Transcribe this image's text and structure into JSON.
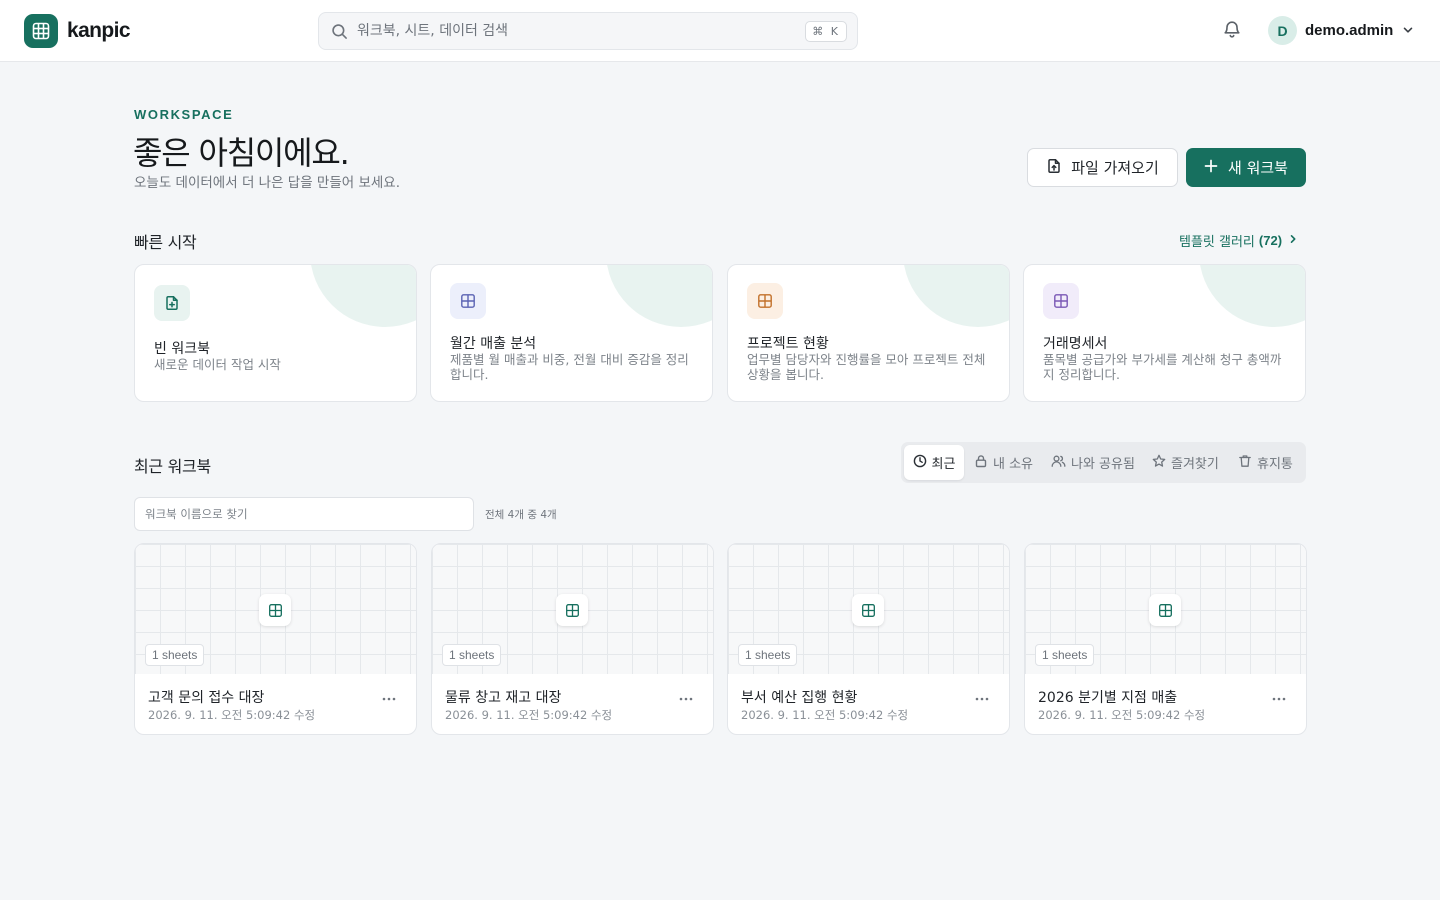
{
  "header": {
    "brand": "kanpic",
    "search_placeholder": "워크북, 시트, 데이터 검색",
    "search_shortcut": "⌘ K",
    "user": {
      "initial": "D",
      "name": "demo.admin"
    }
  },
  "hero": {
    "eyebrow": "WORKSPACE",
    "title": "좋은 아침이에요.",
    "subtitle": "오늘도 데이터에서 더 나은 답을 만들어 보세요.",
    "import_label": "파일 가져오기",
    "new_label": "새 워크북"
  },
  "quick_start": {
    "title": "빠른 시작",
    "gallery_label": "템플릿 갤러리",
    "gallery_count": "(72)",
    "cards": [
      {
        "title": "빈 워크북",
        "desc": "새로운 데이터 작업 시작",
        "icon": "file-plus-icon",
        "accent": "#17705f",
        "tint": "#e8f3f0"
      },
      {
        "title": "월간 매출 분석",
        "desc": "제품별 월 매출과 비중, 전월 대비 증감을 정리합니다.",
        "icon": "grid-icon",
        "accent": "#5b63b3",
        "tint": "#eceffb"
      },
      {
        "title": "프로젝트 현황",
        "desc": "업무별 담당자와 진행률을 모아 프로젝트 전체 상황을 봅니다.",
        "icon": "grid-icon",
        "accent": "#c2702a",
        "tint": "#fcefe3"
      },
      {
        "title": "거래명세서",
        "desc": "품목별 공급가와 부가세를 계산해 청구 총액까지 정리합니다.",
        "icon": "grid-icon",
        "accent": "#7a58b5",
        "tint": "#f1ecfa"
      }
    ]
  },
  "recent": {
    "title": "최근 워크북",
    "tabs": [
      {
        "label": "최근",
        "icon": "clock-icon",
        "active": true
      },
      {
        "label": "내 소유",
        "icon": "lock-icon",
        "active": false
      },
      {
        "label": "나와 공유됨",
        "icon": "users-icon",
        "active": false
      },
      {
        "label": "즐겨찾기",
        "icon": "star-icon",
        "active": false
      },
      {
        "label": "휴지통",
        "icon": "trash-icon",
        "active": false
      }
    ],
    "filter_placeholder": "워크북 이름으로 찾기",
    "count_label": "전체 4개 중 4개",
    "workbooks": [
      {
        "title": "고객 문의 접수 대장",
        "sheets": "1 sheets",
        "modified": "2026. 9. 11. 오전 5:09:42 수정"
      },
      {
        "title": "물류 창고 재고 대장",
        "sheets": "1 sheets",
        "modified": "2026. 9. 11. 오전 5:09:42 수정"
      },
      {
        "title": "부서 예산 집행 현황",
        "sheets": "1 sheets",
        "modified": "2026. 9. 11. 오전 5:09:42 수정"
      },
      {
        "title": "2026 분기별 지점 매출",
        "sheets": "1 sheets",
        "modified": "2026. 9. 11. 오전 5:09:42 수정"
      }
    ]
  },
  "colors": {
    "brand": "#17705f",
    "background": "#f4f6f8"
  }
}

Exercise details -
All the lines above are to be given again exactly as they read, with the pictures removed.

Final result -
Transcribe this image's text and structure into JSON.
{
  "header": {
    "brand": "kanpic",
    "search_placeholder": "워크북, 시트, 데이터 검색",
    "search_shortcut": "⌘ K",
    "user": {
      "initial": "D",
      "name": "demo.admin"
    }
  },
  "hero": {
    "eyebrow": "WORKSPACE",
    "title": "좋은 아침이에요.",
    "subtitle": "오늘도 데이터에서 더 나은 답을 만들어 보세요.",
    "import_label": "파일 가져오기",
    "new_label": "새 워크북"
  },
  "quick_start": {
    "title": "빠른 시작",
    "gallery_label": "템플릿 갤러리",
    "gallery_count": "(72)",
    "cards": [
      {
        "title": "빈 워크북",
        "desc": "새로운 데이터 작업 시작",
        "icon": "file-plus-icon",
        "accent": "#17705f",
        "tint": "#e8f3f0"
      },
      {
        "title": "월간 매출 분석",
        "desc": "제품별 월 매출과 비중, 전월 대비 증감을 정리합니다.",
        "icon": "grid-icon",
        "accent": "#5b63b3",
        "tint": "#eceffb"
      },
      {
        "title": "프로젝트 현황",
        "desc": "업무별 담당자와 진행률을 모아 프로젝트 전체 상황을 봅니다.",
        "icon": "grid-icon",
        "accent": "#c2702a",
        "tint": "#fcefe3"
      },
      {
        "title": "거래명세서",
        "desc": "품목별 공급가와 부가세를 계산해 청구 총액까지 정리합니다.",
        "icon": "grid-icon",
        "accent": "#7a58b5",
        "tint": "#f1ecfa"
      }
    ]
  },
  "recent": {
    "title": "최근 워크북",
    "tabs": [
      {
        "label": "최근",
        "icon": "clock-icon",
        "active": true
      },
      {
        "label": "내 소유",
        "icon": "lock-icon",
        "active": false
      },
      {
        "label": "나와 공유됨",
        "icon": "users-icon",
        "active": false
      },
      {
        "label": "즐겨찾기",
        "icon": "star-icon",
        "active": false
      },
      {
        "label": "휴지통",
        "icon": "trash-icon",
        "active": false
      }
    ],
    "filter_placeholder": "워크북 이름으로 찾기",
    "count_label": "전체 4개 중 4개",
    "workbooks": [
      {
        "title": "고객 문의 접수 대장",
        "sheets": "1 sheets",
        "modified": "2026. 9. 11. 오전 5:09:42 수정"
      },
      {
        "title": "물류 창고 재고 대장",
        "sheets": "1 sheets",
        "modified": "2026. 9. 11. 오전 5:09:42 수정"
      },
      {
        "title": "부서 예산 집행 현황",
        "sheets": "1 sheets",
        "modified": "2026. 9. 11. 오전 5:09:42 수정"
      },
      {
        "title": "2026 분기별 지점 매출",
        "sheets": "1 sheets",
        "modified": "2026. 9. 11. 오전 5:09:42 수정"
      }
    ]
  },
  "colors": {
    "brand": "#17705f",
    "background": "#f4f6f8"
  }
}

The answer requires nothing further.